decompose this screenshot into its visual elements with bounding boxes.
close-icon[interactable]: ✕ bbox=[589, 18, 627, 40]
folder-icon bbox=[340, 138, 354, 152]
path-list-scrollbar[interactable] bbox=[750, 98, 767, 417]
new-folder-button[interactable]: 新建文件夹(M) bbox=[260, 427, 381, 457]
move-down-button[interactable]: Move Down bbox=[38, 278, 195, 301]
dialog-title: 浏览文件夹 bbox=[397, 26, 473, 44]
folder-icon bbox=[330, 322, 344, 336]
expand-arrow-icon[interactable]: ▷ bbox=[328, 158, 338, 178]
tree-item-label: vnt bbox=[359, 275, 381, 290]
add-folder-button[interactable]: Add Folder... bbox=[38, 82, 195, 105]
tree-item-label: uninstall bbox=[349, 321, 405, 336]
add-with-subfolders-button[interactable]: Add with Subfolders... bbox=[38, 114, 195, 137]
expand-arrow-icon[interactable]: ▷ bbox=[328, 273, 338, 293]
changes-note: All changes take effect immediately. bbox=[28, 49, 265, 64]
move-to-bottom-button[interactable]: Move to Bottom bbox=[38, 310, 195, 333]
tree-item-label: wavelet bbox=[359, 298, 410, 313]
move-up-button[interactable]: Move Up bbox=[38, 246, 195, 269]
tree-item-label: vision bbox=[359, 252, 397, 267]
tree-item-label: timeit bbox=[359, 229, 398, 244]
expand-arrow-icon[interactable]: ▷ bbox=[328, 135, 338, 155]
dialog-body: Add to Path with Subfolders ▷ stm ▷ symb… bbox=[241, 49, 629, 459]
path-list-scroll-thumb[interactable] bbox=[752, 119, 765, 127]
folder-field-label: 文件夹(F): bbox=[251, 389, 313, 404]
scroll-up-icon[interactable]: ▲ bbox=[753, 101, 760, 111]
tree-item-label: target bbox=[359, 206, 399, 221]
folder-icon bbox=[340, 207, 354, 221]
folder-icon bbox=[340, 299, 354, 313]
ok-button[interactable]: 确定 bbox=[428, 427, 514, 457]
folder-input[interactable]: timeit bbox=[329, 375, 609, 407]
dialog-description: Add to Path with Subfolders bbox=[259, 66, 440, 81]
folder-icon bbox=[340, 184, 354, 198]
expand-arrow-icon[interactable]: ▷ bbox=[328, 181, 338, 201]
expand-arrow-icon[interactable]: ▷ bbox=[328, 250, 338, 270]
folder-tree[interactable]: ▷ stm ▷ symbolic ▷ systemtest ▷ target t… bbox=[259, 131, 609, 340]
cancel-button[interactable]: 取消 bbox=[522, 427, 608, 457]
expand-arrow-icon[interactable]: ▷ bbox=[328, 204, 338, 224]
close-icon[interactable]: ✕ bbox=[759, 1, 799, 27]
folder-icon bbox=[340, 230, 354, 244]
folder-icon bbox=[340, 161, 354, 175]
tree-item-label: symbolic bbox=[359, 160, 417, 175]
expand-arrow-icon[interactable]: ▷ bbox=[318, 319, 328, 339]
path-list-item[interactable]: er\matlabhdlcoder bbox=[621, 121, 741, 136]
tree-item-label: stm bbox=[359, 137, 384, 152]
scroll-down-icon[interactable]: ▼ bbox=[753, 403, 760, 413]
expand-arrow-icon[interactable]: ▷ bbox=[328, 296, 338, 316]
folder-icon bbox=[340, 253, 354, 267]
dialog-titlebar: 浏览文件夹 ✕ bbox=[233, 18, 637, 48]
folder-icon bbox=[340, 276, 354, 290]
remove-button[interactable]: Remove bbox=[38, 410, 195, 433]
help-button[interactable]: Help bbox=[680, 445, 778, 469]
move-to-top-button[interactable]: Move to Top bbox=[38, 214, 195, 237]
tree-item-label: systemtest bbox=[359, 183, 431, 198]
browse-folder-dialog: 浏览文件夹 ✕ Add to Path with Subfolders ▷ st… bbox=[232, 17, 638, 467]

━━━━━━━━

▸ What this task involves:
Print all of the rows above again, character for character and in their original order.

▸ Correct response:
decompose this screenshot into its visual elements with bounding boxes.
close-icon[interactable]: ✕ bbox=[589, 18, 627, 40]
folder-icon bbox=[340, 138, 354, 152]
path-list-scrollbar[interactable] bbox=[750, 98, 767, 417]
new-folder-button[interactable]: 新建文件夹(M) bbox=[260, 427, 381, 457]
move-down-button[interactable]: Move Down bbox=[38, 278, 195, 301]
dialog-title: 浏览文件夹 bbox=[397, 26, 473, 44]
folder-icon bbox=[330, 322, 344, 336]
expand-arrow-icon[interactable]: ▷ bbox=[328, 158, 338, 178]
tree-item-label: vnt bbox=[359, 275, 381, 290]
add-folder-button[interactable]: Add Folder... bbox=[38, 82, 195, 105]
tree-item-label: uninstall bbox=[349, 321, 405, 336]
add-with-subfolders-button[interactable]: Add with Subfolders... bbox=[38, 114, 195, 137]
expand-arrow-icon[interactable]: ▷ bbox=[328, 273, 338, 293]
changes-note: All changes take effect immediately. bbox=[28, 49, 265, 64]
move-to-bottom-button[interactable]: Move to Bottom bbox=[38, 310, 195, 333]
tree-item-label: wavelet bbox=[359, 298, 410, 313]
move-up-button[interactable]: Move Up bbox=[38, 246, 195, 269]
tree-item-label: vision bbox=[359, 252, 397, 267]
tree-item-label: timeit bbox=[359, 229, 398, 244]
expand-arrow-icon[interactable]: ▷ bbox=[328, 135, 338, 155]
dialog-body: Add to Path with Subfolders ▷ stm ▷ symb… bbox=[241, 49, 629, 459]
path-list-scroll-thumb[interactable] bbox=[752, 119, 765, 127]
folder-field-label: 文件夹(F): bbox=[251, 389, 313, 404]
scroll-up-icon[interactable]: ▲ bbox=[753, 101, 760, 111]
tree-item-label: target bbox=[359, 206, 399, 221]
folder-icon bbox=[340, 207, 354, 221]
folder-icon bbox=[340, 299, 354, 313]
ok-button[interactable]: 确定 bbox=[428, 427, 514, 457]
folder-input[interactable]: timeit bbox=[329, 375, 609, 407]
dialog-description: Add to Path with Subfolders bbox=[259, 66, 440, 81]
folder-icon bbox=[340, 184, 354, 198]
expand-arrow-icon[interactable]: ▷ bbox=[328, 181, 338, 201]
expand-arrow-icon[interactable]: ▷ bbox=[328, 250, 338, 270]
folder-tree[interactable]: ▷ stm ▷ symbolic ▷ systemtest ▷ target t… bbox=[259, 131, 609, 340]
cancel-button[interactable]: 取消 bbox=[522, 427, 608, 457]
expand-arrow-icon[interactable]: ▷ bbox=[328, 204, 338, 224]
close-icon[interactable]: ✕ bbox=[759, 1, 799, 27]
folder-icon bbox=[340, 230, 354, 244]
folder-icon bbox=[340, 161, 354, 175]
tree-item-label: symbolic bbox=[359, 160, 417, 175]
expand-arrow-icon[interactable]: ▷ bbox=[318, 319, 328, 339]
path-list-item[interactable]: er\matlabhdlcoder bbox=[621, 121, 741, 136]
tree-item-label: stm bbox=[359, 137, 384, 152]
scroll-down-icon[interactable]: ▼ bbox=[753, 403, 760, 413]
expand-arrow-icon[interactable]: ▷ bbox=[328, 296, 338, 316]
folder-icon bbox=[340, 253, 354, 267]
dialog-titlebar: 浏览文件夹 ✕ bbox=[233, 18, 637, 48]
folder-icon bbox=[340, 276, 354, 290]
remove-button[interactable]: Remove bbox=[38, 410, 195, 433]
help-button[interactable]: Help bbox=[680, 445, 778, 469]
move-to-top-button[interactable]: Move to Top bbox=[38, 214, 195, 237]
tree-item-label: systemtest bbox=[359, 183, 431, 198]
browse-folder-dialog: 浏览文件夹 ✕ Add to Path with Subfolders ▷ st… bbox=[232, 17, 638, 467]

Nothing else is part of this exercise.